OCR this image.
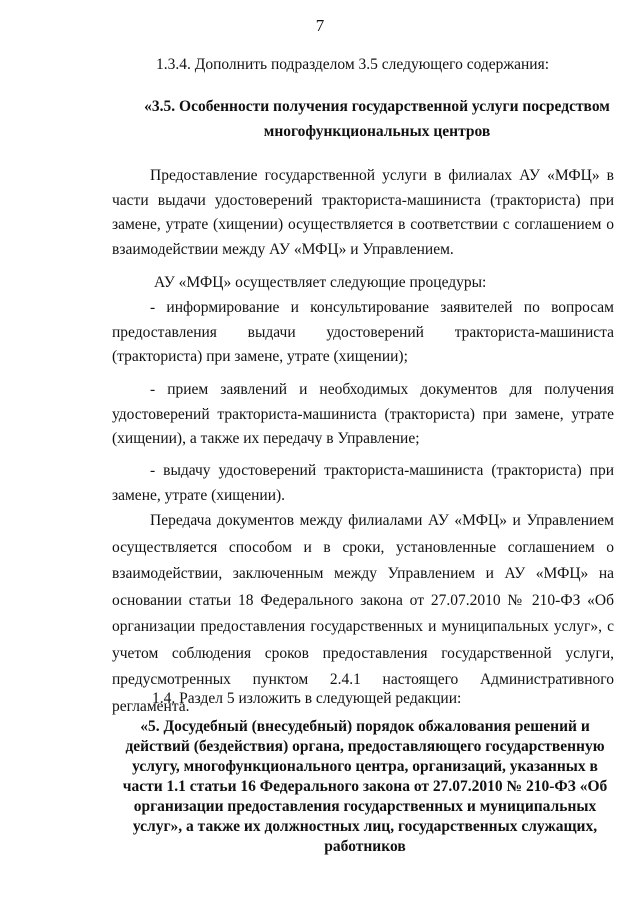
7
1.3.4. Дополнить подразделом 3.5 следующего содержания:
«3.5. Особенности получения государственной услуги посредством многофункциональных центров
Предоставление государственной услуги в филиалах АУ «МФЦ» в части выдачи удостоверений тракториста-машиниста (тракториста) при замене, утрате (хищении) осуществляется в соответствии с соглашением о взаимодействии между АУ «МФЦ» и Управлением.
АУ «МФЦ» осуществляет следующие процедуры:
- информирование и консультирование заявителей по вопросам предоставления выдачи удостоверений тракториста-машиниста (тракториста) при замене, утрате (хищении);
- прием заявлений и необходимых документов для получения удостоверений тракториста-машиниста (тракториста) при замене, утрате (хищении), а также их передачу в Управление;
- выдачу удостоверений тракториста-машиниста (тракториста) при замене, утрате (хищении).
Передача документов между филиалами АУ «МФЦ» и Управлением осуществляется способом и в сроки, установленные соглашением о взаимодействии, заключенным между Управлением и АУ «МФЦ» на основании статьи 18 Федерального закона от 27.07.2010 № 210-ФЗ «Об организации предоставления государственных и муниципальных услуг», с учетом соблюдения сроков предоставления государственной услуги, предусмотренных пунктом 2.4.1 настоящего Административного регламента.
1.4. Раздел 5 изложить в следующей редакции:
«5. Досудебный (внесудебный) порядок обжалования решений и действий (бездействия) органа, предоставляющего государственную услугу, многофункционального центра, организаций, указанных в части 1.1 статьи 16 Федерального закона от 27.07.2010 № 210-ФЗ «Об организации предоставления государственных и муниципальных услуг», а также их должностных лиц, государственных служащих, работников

• • • • • • •

# What is needed
Your task is an exact transcription of all the data, minus the pictures.

# Final result
OCR this image.
7
1.3.4. Дополнить подразделом 3.5 следующего содержания:
«3.5. Особенности получения государственной услуги посредством многофункциональных центров
Предоставление государственной услуги в филиалах АУ «МФЦ» в части выдачи удостоверений тракториста-машиниста (тракториста) при замене, утрате (хищении) осуществляется в соответствии с соглашением о взаимодействии между АУ «МФЦ» и Управлением.
АУ «МФЦ» осуществляет следующие процедуры:
- информирование и консультирование заявителей по вопросам предоставления выдачи удостоверений тракториста-машиниста (тракториста) при замене, утрате (хищении);
- прием заявлений и необходимых документов для получения удостоверений тракториста-машиниста (тракториста) при замене, утрате (хищении), а также их передачу в Управление;
- выдачу удостоверений тракториста-машиниста (тракториста) при замене, утрате (хищении).
Передача документов между филиалами АУ «МФЦ» и Управлением осуществляется способом и в сроки, установленные соглашением о взаимодействии, заключенным между Управлением и АУ «МФЦ» на основании статьи 18 Федерального закона от 27.07.2010 № 210-ФЗ «Об организации предоставления государственных и муниципальных услуг», с учетом соблюдения сроков предоставления государственной услуги, предусмотренных пунктом 2.4.1 настоящего Административного регламента.
1.4. Раздел 5 изложить в следующей редакции:
«5. Досудебный (внесудебный) порядок обжалования решений и действий (бездействия) органа, предоставляющего государственную услугу, многофункционального центра, организаций, указанных в части 1.1 статьи 16 Федерального закона от 27.07.2010 № 210-ФЗ «Об организации предоставления государственных и муниципальных услуг», а также их должностных лиц, государственных служащих, работников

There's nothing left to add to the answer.